--- BEGIN SOURCE MATERIAL ---

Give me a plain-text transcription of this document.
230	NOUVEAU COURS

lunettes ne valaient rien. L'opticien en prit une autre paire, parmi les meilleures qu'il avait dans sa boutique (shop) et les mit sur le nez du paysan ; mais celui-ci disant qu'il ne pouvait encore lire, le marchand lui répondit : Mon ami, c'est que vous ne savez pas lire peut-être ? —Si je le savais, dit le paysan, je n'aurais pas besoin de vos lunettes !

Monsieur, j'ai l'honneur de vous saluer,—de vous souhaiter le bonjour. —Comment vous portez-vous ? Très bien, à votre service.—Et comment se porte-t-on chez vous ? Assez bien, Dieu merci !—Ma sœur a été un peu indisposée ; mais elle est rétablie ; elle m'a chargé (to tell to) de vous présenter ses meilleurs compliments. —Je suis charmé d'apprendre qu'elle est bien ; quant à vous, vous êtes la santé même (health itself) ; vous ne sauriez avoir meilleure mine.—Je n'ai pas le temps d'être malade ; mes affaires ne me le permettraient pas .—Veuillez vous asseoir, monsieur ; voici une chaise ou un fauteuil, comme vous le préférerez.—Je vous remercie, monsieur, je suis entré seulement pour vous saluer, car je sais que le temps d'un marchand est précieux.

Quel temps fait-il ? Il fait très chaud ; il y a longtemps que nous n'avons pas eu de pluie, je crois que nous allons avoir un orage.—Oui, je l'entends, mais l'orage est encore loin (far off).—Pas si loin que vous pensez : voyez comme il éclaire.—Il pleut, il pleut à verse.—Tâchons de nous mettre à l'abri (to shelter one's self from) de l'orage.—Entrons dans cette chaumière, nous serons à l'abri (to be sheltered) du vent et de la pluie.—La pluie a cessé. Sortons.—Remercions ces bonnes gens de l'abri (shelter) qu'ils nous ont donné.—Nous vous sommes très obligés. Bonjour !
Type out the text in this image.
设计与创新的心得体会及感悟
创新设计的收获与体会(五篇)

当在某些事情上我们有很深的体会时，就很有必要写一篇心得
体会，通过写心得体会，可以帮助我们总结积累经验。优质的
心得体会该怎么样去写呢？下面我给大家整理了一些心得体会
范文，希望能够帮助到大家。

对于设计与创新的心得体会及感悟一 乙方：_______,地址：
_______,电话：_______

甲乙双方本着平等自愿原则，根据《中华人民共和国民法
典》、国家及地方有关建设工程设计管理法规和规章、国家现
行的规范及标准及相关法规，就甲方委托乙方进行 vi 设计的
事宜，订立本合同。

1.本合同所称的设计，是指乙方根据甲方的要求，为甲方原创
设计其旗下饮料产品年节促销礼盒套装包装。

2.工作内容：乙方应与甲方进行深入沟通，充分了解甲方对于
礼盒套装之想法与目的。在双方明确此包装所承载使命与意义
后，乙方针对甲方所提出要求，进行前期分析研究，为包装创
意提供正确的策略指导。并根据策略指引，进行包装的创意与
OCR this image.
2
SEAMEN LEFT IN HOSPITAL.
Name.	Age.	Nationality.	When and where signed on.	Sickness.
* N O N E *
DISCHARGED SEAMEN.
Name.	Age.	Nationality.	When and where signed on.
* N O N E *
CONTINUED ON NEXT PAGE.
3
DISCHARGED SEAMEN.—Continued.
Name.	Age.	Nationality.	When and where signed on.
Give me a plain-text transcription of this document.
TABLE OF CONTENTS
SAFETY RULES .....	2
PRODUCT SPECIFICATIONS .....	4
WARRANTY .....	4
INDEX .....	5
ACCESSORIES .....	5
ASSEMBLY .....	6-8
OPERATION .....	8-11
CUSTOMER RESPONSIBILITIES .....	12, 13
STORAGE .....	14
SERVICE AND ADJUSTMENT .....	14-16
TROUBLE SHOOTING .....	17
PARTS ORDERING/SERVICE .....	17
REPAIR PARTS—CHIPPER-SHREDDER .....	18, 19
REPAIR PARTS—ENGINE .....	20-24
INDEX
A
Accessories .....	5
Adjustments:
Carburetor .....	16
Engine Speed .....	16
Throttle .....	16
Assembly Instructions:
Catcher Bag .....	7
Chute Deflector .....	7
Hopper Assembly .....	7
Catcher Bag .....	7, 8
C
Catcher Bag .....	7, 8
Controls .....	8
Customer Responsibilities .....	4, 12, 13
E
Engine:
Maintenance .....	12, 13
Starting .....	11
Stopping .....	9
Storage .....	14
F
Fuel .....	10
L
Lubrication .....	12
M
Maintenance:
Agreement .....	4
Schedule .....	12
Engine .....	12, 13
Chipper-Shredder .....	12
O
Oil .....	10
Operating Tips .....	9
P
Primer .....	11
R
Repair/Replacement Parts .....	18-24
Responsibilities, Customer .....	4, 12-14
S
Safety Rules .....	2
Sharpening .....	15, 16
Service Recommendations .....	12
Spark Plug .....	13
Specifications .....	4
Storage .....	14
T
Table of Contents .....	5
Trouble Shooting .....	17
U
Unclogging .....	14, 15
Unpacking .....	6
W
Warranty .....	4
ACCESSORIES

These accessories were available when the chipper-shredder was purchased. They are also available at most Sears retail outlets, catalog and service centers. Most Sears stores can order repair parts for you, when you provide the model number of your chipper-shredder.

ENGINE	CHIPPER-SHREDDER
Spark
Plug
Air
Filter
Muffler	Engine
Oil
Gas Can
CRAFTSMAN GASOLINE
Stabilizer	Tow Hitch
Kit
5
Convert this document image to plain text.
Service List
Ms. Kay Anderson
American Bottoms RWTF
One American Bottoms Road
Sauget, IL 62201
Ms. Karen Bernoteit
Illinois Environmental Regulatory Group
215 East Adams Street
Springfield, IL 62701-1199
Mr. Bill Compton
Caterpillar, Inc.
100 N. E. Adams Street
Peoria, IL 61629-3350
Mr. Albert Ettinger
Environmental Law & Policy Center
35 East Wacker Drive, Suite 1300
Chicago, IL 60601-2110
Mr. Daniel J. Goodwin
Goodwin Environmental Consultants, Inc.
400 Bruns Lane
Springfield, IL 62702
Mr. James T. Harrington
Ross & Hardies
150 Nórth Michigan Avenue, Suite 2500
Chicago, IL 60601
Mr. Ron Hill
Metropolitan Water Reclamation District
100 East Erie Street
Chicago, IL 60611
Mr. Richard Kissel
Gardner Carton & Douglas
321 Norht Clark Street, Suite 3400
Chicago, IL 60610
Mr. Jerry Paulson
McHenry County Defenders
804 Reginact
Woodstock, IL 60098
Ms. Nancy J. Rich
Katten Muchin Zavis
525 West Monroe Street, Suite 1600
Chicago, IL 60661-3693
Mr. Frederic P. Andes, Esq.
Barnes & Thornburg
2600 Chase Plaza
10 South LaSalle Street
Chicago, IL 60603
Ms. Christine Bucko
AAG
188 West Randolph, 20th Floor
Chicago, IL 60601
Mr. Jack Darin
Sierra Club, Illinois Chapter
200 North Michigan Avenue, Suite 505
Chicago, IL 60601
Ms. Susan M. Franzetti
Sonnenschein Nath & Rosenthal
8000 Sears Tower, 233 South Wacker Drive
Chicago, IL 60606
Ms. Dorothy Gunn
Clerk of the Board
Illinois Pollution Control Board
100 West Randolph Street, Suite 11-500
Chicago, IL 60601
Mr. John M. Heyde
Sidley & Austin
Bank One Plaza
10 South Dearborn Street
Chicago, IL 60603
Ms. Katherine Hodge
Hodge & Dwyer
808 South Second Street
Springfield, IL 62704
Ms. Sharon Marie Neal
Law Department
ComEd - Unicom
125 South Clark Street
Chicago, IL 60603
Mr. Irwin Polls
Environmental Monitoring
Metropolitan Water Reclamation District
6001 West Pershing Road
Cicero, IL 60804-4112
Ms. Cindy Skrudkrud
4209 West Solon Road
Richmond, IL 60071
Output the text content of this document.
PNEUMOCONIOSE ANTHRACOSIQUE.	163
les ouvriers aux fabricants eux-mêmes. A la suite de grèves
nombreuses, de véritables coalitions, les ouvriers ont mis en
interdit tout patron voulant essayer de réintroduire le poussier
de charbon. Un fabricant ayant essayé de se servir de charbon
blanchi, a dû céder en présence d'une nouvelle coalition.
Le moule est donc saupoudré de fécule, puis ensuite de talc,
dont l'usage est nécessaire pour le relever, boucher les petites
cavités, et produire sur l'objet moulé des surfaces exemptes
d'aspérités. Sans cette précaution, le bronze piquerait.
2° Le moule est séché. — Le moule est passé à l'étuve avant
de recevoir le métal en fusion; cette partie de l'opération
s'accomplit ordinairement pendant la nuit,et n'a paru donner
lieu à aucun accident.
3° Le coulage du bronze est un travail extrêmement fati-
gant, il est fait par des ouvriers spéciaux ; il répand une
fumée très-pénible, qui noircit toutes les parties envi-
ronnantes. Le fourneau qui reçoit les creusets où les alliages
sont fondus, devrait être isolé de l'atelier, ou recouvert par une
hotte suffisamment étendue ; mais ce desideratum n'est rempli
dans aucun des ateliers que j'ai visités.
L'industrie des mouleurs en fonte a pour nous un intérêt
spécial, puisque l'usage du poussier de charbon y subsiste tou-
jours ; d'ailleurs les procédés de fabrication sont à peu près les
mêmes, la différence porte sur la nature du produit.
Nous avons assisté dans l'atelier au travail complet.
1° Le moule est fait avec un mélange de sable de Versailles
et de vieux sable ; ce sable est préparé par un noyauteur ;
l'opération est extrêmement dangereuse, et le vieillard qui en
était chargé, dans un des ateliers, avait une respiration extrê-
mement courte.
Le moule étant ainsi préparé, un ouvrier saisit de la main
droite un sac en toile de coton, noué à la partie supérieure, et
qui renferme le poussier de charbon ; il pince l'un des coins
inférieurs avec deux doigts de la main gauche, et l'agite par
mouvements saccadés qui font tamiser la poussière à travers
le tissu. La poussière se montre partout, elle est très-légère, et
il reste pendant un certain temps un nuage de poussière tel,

--- END SOURCE MATERIAL ---

Of the lines in the data, how many contain the word "West"? Provide the number and nothing further.

:: RESULT OF THE EXERCISE ::
5